━━ Excerpted records ━━
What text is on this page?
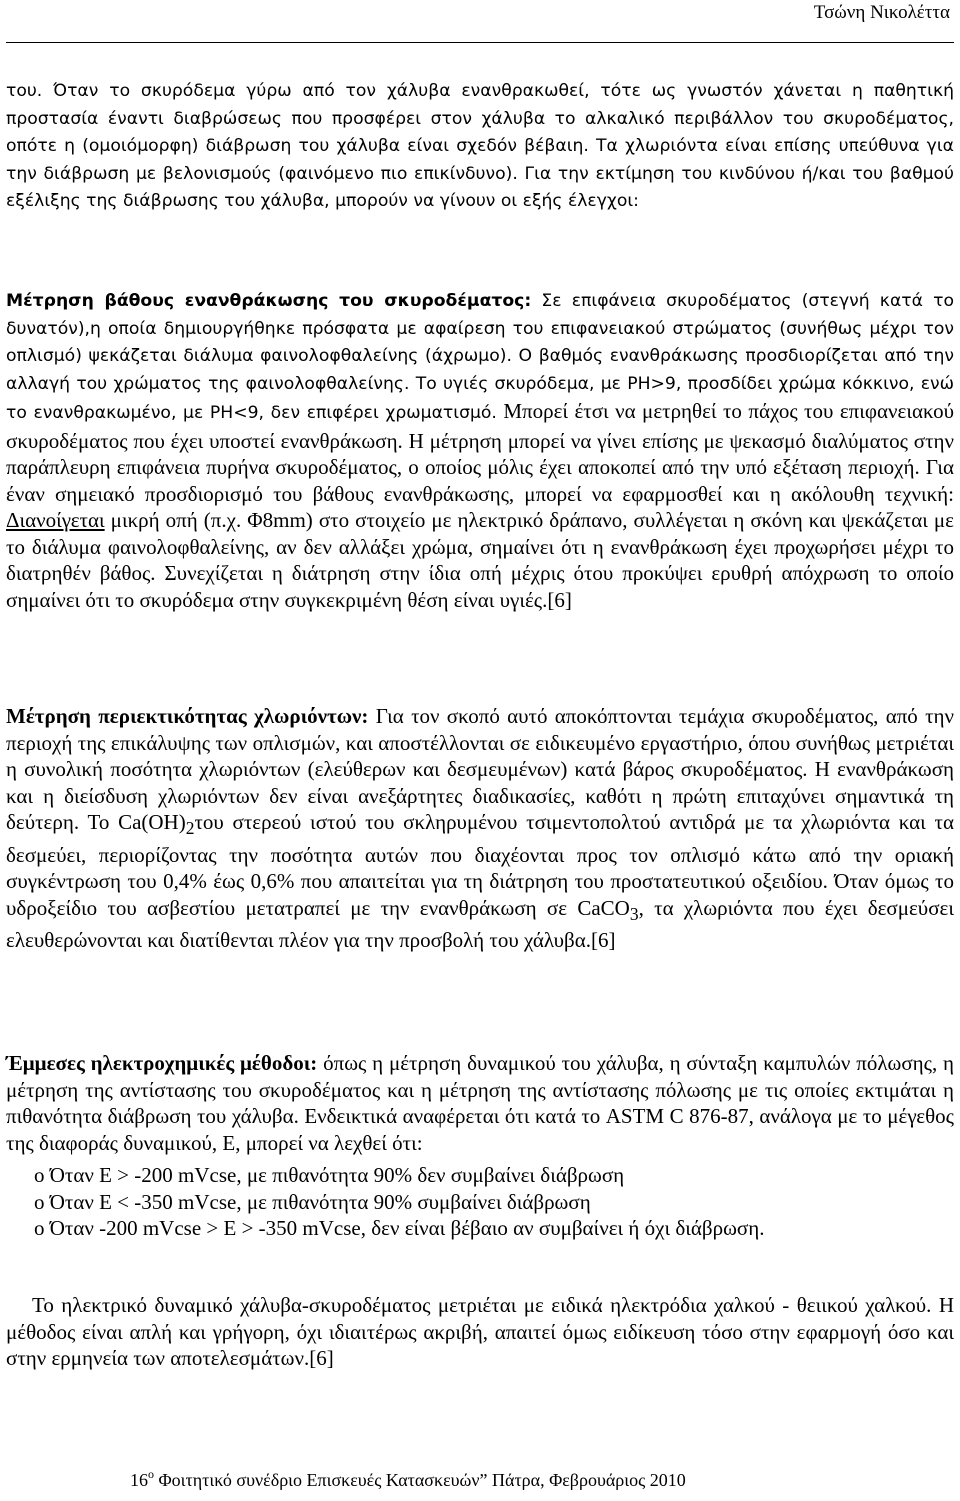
Τσώνη Νικολέττα

του. Όταν το σκυρόδεμα γύρω από τον χάλυβα ενανθρακωθεί, τότε ως γνωστόν χάνεται η παθητική προστασία έναντι διαβρώσεως που προσφέρει στον χάλυβα το αλκαλικό περιβάλλον του σκυροδέματος, οπότε η (ομοιόμορφη) διάβρωση του χάλυβα είναι σχεδόν βέβαιη. Τα χλωριόντα είναι επίσης υπεύθυνα για την διάβρωση με βελονισμούς (φαινόμενο πιο επικίνδυνο). Για την εκτίμηση του κινδύνου ή/και του βαθμού εξέλιξης της διάβρωσης του χάλυβα, μπορούν να γίνουν οι εξής έλεγχοι:

Μέτρηση βάθους ενανθράκωσης του σκυροδέματος: Σε επιφάνεια σκυροδέματος (στεγνή κατά το δυνατόν),η οποία δημιουργήθηκε πρόσφατα με αφαίρεση του επιφανειακού στρώματος (συνήθως μέχρι τον οπλισμό) ψεκάζεται διάλυμα φαινολοφθαλείνης (άχρωμο). Ο βαθμός ενανθράκωσης προσδιορίζεται από την αλλαγή του χρώματος της φαινολοφθαλείνης. Το υγιές σκυρόδεμα, με PH>9, προσδίδει χρώμα κόκκινο, ενώ το ενανθρακωμένο, με PH<9, δεν επιφέρει χρωματισμό. Μπορεί έτσι να μετρηθεί το πάχος του επιφανειακού σκυροδέματος που έχει υποστεί ενανθράκωση. Η μέτρηση μπορεί να γίνει επίσης με ψεκασμό διαλύματος στην παράπλευρη επιφάνεια πυρήνα σκυροδέματος, ο οποίος μόλις έχει αποκοπεί από την υπό εξέταση περιοχή. Για έναν σημειακό προσδιορισμό του βάθους ενανθράκωσης, μπορεί να εφαρμοσθεί και η ακόλουθη τεχνική: Διανοίγεται μικρή οπή (π.χ. Φ8mm) στο στοιχείο με ηλεκτρικό δράπανο, συλλέγεται η σκόνη και ψεκάζεται με το διάλυμα φαινολοφθαλείνης, αν δεν αλλάξει χρώμα, σημαίνει ότι η ενανθράκωση έχει προχωρήσει μέχρι το διατρηθέν βάθος. Συνεχίζεται η διάτρηση στην ίδια οπή μέχρις ότου προκύψει ερυθρή απόχρωση το οποίο σημαίνει ότι το σκυρόδεμα στην συγκεκριμένη θέση είναι υγιές.[6]

Μέτρηση περιεκτικότητας χλωριόντων: Για τον σκοπό αυτό αποκόπτονται τεμάχια σκυροδέματος, από την περιοχή της επικάλυψης των οπλισμών, και αποστέλλονται σε ειδικευμένο εργαστήριο, όπου συνήθως μετριέται η συνολική ποσότητα χλωριόντων (ελεύθερων και δεσμευμένων) κατά βάρος σκυροδέματος. Η ενανθράκωση και η διείσδυση χλωριόντων δεν είναι ανεξάρτητες διαδικασίες, καθότι η πρώτη επιταχύνει σημαντικά τη δεύτερη. Το $Ca(OH)_2\tau o\upsilon$ στερεού ιστού του σκληρυμένου τσιμεντοπολτού αντιδρά με τα χλωριόντα και τα δεσμεύει, περιορίζοντας την ποσότητα αυτών που διαχέονται προς τον οπλισμό κάτω από την οριακή συγκέντρωση του 0,4% έως 0,6% που απαιτείται για τη διάτρηση του προστατευτικού οξειδίου. Όταν όμως το υδροξείδιο του ασβεστίου μετατραπεί με την ενανθράκωση σε CaCO$_3$, τα χλωριόντα που έχει δεσμεύσει ελευθερώνονται και διατίθενται πλέον για την προσβολή του χάλυβα.[6]

Έμμεσες ηλεκτροχημικές μέθοδοι: όπως η μέτρηση δυναμικού του χάλυβα, η σύνταξη καμπυλών πόλωσης, η μέτρηση της αντίστασης του σκυροδέματος και η μέτρηση της αντίστασης πόλωσης με τις οποίες εκτιμάται η πιθανότητα διάβρωση του χάλυβα. Ενδεικτικά αναφέρεται ότι κατά το ASTM C 876-87, ανάλογα με το μέγεθος της διαφοράς δυναμικού, Ε, μπορεί να λεχθεί ότι:

o Όταν E > -200 mVcse, με πιθανότητα 90% δεν συμβαίνει διάβρωση
o Όταν E < -350 mVcse, με πιθανότητα 90% συμβαίνει διάβρωση
o Όταν -200 mVcse > E > -350 mVcse, δεν είναι βέβαιο αν συμβαίνει ή όχι διάβρωση.

Το ηλεκτρικό δυναμικό χάλυβα-σκυροδέματος μετριέται με ειδικά ηλεκτρόδια χαλκού - θειικού χαλκού. Η μέθοδος είναι απλή και γρήγορη, όχι ιδιαιτέρως ακριβή, απαιτεί όμως ειδίκευση τόσο στην εφαρμογή όσο και στην ερμηνεία των αποτελεσμάτων.[6]

$16^o$ Φοιτητικό συνέδριο Επισκευές Κατασκευών” Πάτρα, Φεβρουάριος 2010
━━━
◆ **Requirement**
Select from the material above each line in which the string "οπλισμό" appears, and list those lines.

◆ **Full response**
Μέτρηση βάθους ενανθράκωσης του σκυροδέματος: Σε επιφάνεια σκυροδέματος (στεγνή κατά το δυνατόν),η οποία δημιουργήθηκε πρόσφατα με αφαίρεση του επιφανειακού στρώματος (συνήθως μέχρι τον οπλισμό) ψεκάζεται διάλυμα φαινολοφθαλείνης (άχρωμο). Ο βαθμός ενανθράκωσης προσδιορίζεται από την αλλαγή του χρώματος της φαινολοφθαλείνης. Το υγιές σκυρόδεμα, με PH>9, προσδίδει χρώμα κόκκινο, ενώ το ενανθρακωμένο, με PH<9, δεν επιφέρει χρωματισμό. Μπορεί έτσι να μετρηθεί το πάχος του επιφανειακού σκυροδέματος που έχει υποστεί ενανθράκωση. Η μέτρηση μπορεί να γίνει επίσης με ψεκασμό διαλύματος στην παράπλευρη επιφάνεια πυρήνα σκυροδέματος, ο οποίος μόλις έχει αποκοπεί από την υπό εξέταση περιοχή. Για έναν σημειακό προσδιορισμό του βάθους ενανθράκωσης, μπορεί να εφαρμοσθεί και η ακόλουθη τεχνική: Διανοίγεται μικρή οπή (π.χ. Φ8mm) στο στοιχείο με ηλεκτρικό δράπανο, συλλέγεται η σκόνη και ψεκάζεται με το διάλυμα φαινολοφθαλείνης, αν δεν αλλάξει χρώμα, σημαίνει ότι η ενανθράκωση έχει προχωρήσει μέχρι το διατρηθέν βάθος. Συνεχίζεται η διάτρηση στην ίδια οπή μέχρις ότου προκύψει ερυθρή απόχρωση το οποίο σημαίνει ότι το σκυρόδεμα στην συγκεκριμένη θέση είναι υγιές.[6]
Μέτρηση περιεκτικότητας χλωριόντων: Για τον σκοπό αυτό αποκόπτονται τεμάχια σκυροδέματος, από την περιοχή της επικάλυψης των οπλισμών, και αποστέλλονται σε ειδικευμένο εργαστήριο, όπου συνήθως μετριέται η συνολική ποσότητα χλωριόντων (ελεύθερων και δεσμευμένων) κατά βάρος σκυροδέματος. Η ενανθράκωση και η διείσδυση χλωριόντων δεν είναι ανεξάρτητες διαδικασίες, καθότι η πρώτη επιταχύνει σημαντικά τη δεύτερη. Το $Ca(OH)_2\tau o\upsilon$ στερεού ιστού του σκληρυμένου τσιμεντοπολτού αντιδρά με τα χλωριόντα και τα δεσμεύει, περιορίζοντας την ποσότητα αυτών που διαχέονται προς τον οπλισμό κάτω από την οριακή συγκέντρωση του 0,4% έως 0,6% που απαιτείται για τη διάτρηση του προστατευτικού οξειδίου. Όταν όμως το υδροξείδιο του ασβεστίου μετατραπεί με την ενανθράκωση σε CaCO$_3$, τα χλωριόντα που έχει δεσμεύσει ελευθερώνονται και διατίθενται πλέον για την προσβολή του χάλυβα.[6]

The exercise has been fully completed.